-- begin DATA TO PROCESS --

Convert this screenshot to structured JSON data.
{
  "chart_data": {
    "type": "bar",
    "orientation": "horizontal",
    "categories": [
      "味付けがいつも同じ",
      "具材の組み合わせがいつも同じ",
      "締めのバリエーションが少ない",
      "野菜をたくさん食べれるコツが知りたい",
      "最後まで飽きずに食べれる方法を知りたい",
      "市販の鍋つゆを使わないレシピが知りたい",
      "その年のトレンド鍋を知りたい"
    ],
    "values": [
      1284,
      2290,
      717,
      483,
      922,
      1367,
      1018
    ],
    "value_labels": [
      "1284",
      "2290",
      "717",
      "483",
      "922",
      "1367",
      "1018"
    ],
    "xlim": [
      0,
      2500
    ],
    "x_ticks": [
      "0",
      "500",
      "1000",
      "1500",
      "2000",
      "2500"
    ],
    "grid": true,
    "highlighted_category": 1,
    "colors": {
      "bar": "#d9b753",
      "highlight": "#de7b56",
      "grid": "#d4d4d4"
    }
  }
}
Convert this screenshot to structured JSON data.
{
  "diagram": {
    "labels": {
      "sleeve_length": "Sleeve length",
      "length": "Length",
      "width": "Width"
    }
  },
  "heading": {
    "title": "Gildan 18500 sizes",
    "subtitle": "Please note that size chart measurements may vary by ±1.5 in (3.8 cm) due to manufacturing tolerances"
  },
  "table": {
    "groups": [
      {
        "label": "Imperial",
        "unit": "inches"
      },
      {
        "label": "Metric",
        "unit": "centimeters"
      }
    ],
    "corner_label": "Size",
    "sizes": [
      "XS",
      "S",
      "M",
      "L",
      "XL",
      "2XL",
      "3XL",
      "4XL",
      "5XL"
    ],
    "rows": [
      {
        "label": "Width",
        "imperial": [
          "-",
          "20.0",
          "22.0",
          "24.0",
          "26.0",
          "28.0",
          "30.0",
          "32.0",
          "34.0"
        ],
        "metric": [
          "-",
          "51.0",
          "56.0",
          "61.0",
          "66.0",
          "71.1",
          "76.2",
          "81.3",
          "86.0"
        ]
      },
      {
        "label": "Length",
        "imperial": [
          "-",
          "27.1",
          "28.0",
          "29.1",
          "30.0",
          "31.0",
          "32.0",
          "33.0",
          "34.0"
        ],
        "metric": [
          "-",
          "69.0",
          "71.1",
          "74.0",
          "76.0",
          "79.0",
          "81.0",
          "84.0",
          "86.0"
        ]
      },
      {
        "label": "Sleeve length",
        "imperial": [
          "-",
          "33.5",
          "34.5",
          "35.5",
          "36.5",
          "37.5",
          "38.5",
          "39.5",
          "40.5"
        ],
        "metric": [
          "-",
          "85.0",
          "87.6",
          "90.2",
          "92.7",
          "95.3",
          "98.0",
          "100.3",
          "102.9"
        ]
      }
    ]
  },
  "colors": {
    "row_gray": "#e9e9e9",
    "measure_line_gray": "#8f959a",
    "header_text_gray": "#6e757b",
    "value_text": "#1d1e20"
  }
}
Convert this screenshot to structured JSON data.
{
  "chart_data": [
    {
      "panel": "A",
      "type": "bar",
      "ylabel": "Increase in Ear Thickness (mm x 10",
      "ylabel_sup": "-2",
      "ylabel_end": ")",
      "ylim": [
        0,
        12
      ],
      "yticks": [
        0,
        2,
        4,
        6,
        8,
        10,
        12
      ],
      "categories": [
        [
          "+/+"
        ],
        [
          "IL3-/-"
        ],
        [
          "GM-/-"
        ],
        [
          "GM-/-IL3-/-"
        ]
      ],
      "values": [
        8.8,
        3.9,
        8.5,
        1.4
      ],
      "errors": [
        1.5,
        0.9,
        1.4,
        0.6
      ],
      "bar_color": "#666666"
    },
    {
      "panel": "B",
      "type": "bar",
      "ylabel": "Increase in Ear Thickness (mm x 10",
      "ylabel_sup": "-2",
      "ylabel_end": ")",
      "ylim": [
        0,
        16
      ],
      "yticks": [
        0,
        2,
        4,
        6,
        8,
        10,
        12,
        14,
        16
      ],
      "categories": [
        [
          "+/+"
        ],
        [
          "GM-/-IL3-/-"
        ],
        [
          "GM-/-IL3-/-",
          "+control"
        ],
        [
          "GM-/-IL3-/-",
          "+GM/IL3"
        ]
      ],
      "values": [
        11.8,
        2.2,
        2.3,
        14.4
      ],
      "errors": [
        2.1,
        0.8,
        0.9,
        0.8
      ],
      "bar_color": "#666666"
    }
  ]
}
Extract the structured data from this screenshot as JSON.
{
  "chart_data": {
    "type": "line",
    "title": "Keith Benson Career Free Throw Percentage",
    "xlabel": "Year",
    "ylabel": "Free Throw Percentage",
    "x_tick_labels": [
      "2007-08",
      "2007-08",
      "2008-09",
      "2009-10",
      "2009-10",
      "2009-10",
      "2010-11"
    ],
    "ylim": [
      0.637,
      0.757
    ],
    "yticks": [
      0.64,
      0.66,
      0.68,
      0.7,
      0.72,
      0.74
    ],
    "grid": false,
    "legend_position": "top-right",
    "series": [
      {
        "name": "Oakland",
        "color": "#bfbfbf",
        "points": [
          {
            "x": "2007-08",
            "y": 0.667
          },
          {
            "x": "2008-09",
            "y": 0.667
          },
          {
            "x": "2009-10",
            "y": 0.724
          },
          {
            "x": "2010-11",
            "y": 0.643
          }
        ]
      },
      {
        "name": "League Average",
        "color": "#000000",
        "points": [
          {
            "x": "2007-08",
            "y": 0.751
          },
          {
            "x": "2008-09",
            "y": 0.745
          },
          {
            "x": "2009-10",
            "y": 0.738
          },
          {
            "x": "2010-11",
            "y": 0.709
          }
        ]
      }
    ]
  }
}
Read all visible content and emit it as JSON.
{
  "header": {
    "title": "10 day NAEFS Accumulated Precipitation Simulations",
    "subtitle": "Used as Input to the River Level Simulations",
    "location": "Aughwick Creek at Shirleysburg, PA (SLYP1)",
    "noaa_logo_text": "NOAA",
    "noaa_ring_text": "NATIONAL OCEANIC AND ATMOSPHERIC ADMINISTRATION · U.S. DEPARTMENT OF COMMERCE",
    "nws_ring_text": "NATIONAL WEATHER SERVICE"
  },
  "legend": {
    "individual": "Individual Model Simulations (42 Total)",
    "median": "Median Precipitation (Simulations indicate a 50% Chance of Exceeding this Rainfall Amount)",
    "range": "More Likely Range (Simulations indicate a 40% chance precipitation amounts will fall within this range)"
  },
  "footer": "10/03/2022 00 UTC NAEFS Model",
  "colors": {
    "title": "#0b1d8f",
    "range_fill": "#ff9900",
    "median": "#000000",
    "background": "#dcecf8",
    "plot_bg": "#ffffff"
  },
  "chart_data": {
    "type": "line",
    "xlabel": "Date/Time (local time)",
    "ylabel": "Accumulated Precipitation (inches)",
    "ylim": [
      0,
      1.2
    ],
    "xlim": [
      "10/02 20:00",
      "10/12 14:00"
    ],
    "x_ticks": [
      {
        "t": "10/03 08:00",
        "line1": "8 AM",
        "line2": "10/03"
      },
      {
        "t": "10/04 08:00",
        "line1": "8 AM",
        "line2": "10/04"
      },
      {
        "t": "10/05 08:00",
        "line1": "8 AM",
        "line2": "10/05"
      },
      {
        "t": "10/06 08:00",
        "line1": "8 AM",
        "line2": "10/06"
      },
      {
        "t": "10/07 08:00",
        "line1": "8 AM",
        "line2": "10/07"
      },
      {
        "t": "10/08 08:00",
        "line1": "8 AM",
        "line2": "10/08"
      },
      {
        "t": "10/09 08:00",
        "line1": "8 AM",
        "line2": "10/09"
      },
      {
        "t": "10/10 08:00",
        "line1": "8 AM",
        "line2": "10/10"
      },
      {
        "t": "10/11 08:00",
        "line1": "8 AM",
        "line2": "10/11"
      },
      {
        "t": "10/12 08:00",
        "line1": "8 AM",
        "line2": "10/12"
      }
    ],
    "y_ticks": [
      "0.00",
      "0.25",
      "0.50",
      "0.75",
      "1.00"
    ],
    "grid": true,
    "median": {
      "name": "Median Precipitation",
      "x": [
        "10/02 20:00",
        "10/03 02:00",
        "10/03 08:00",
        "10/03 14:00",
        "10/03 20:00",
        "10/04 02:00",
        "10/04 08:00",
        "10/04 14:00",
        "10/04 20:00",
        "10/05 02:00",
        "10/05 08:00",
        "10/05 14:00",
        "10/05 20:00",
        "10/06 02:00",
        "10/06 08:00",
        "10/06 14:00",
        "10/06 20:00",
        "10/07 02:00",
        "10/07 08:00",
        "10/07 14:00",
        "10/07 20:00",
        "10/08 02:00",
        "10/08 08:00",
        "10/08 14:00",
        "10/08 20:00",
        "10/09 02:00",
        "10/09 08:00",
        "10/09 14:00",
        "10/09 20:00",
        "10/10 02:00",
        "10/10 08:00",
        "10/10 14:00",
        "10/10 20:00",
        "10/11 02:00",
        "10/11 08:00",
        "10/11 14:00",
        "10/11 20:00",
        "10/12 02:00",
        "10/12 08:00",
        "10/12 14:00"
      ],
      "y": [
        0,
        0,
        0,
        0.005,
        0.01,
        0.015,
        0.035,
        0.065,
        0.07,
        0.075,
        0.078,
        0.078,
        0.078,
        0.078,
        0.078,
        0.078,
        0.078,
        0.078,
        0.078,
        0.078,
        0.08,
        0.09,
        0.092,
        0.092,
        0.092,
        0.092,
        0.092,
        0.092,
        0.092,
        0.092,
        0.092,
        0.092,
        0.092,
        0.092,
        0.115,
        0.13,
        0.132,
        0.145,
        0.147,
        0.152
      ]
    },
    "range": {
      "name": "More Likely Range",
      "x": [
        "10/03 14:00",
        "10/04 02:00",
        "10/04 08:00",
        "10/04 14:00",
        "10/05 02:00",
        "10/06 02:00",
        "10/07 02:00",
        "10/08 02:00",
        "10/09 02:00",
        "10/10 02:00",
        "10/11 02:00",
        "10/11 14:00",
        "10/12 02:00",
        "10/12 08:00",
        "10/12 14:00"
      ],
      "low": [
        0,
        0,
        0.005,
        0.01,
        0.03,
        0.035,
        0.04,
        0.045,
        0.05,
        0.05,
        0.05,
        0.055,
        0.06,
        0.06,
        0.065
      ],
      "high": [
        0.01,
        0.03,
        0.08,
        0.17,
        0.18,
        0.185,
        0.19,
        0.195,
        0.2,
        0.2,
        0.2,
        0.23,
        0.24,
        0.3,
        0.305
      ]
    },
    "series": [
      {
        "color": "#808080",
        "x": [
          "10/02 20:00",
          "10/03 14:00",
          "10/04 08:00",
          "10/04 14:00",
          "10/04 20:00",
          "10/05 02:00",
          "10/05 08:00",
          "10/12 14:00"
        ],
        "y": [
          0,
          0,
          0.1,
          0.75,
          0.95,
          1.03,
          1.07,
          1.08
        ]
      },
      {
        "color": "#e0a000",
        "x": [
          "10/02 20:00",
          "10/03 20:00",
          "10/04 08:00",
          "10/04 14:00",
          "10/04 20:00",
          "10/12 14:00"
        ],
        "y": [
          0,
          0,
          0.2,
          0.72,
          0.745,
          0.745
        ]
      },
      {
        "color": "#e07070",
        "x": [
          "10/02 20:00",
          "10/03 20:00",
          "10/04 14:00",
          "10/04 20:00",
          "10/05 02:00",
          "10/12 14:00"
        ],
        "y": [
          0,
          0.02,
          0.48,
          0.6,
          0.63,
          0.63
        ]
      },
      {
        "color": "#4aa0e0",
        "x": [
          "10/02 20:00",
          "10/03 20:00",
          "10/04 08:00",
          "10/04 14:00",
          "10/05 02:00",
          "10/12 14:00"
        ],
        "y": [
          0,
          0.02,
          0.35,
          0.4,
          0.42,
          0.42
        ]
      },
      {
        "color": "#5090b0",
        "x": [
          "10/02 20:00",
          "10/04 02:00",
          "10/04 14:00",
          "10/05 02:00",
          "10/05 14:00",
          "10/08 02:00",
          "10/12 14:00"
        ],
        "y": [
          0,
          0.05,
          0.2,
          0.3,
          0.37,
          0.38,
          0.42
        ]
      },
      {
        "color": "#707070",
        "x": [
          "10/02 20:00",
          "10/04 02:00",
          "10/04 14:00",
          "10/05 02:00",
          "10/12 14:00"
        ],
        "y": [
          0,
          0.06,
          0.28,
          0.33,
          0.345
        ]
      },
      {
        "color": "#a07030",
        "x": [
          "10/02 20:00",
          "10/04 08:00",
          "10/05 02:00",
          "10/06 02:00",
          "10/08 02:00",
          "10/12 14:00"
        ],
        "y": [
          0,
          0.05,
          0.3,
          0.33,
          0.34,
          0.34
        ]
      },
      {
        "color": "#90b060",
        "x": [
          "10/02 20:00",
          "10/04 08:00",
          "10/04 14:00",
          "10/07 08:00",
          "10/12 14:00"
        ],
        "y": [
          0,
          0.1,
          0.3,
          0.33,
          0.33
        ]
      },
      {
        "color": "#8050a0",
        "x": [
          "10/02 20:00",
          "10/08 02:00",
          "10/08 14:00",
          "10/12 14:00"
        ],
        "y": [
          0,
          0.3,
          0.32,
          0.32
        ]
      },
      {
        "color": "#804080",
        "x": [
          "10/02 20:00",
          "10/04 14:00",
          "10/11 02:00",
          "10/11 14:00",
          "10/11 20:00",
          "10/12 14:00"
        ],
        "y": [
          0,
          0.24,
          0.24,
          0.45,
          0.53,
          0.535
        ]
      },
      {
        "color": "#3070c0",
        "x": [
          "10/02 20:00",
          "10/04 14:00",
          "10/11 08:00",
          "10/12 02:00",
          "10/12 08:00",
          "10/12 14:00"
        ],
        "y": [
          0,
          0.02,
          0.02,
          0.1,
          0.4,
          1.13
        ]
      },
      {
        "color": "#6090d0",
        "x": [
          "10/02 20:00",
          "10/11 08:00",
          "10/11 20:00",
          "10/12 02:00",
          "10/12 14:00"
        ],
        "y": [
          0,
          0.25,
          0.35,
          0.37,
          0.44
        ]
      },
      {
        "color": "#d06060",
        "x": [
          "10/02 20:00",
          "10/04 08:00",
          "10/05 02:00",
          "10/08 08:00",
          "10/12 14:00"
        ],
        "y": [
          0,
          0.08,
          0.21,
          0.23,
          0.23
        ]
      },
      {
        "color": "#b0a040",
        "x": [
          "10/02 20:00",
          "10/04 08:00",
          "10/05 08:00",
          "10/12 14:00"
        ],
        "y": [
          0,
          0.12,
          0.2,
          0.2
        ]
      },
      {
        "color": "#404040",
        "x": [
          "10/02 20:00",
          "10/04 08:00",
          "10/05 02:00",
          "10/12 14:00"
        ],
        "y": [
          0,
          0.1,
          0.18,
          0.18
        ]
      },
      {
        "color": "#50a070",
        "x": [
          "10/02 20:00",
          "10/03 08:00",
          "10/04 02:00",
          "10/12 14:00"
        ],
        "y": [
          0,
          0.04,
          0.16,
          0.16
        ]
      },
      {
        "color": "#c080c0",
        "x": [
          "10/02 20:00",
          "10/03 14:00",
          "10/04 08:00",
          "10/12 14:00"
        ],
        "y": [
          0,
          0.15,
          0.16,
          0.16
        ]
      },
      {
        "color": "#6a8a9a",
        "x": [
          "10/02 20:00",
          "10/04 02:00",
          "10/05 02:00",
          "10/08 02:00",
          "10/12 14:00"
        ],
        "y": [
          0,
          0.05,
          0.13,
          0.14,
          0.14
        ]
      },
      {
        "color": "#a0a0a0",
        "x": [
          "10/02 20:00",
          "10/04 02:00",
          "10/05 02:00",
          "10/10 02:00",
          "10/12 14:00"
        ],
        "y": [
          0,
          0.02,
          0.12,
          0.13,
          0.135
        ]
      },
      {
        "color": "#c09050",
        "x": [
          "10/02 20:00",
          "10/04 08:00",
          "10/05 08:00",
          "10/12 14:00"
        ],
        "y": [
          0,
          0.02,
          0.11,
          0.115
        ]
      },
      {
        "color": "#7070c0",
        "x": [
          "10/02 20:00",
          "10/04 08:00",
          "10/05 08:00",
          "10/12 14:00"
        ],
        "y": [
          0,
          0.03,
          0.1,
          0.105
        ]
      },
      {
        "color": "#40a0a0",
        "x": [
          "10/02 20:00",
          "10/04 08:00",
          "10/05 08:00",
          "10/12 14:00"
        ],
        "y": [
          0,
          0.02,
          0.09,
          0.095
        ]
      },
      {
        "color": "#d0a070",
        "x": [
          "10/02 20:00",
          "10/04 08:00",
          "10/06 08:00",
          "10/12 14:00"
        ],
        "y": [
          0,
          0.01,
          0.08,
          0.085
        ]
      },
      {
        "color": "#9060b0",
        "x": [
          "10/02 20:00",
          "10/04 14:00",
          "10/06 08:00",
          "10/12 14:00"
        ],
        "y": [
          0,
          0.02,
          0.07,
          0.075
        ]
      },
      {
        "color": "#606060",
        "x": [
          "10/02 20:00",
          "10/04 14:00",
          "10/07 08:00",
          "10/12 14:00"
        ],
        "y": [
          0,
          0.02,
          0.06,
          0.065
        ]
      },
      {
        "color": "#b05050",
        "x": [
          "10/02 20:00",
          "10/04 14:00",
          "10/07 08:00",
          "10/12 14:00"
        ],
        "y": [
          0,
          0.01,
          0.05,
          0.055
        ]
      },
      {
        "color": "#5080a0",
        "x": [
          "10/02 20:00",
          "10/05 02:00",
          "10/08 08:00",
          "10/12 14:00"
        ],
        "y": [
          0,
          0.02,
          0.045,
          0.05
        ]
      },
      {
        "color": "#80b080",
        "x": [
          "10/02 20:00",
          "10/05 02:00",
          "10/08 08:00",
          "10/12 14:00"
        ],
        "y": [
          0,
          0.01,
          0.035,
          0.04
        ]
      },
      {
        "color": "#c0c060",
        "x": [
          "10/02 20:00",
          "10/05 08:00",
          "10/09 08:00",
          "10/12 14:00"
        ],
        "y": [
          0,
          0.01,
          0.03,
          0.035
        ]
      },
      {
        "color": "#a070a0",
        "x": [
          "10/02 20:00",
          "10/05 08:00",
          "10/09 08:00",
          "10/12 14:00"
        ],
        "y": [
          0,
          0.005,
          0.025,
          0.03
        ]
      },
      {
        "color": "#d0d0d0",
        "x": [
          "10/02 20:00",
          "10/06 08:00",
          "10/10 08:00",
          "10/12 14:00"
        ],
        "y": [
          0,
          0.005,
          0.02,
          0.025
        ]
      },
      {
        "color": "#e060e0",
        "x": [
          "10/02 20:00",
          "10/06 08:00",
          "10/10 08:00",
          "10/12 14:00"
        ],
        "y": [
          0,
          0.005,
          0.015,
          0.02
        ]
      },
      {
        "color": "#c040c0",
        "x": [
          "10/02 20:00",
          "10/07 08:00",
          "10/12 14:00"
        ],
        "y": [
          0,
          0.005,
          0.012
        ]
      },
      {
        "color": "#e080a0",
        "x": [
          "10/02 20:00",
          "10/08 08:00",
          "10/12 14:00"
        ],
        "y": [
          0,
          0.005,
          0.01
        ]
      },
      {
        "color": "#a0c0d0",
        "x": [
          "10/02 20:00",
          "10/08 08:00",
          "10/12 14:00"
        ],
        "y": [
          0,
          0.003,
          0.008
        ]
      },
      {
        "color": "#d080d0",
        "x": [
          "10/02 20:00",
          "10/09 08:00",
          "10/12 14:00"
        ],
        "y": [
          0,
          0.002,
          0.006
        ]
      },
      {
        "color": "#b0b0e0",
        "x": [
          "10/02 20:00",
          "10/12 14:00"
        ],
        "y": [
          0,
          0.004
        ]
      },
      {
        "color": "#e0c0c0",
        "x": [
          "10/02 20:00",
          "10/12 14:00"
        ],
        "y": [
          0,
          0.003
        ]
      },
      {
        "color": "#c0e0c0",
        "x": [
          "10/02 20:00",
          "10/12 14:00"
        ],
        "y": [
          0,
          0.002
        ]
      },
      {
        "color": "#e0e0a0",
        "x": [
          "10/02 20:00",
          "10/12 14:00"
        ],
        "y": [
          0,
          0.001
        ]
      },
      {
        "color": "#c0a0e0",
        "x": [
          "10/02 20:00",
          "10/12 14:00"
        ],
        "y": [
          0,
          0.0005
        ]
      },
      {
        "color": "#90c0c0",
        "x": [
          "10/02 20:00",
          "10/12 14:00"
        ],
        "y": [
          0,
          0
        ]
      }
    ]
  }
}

-- end DATA TO PROCESS --

Working from the listing above, pick out every line that has "indicate" and copy it.

    "median": "Median Precipitation (Simulations indicate a 50% Chance of Exceeding this Rainfall Amount)",
    "range": "More Likely Range (Simulations indicate a 40% chance precipitation amounts will fall within this range)"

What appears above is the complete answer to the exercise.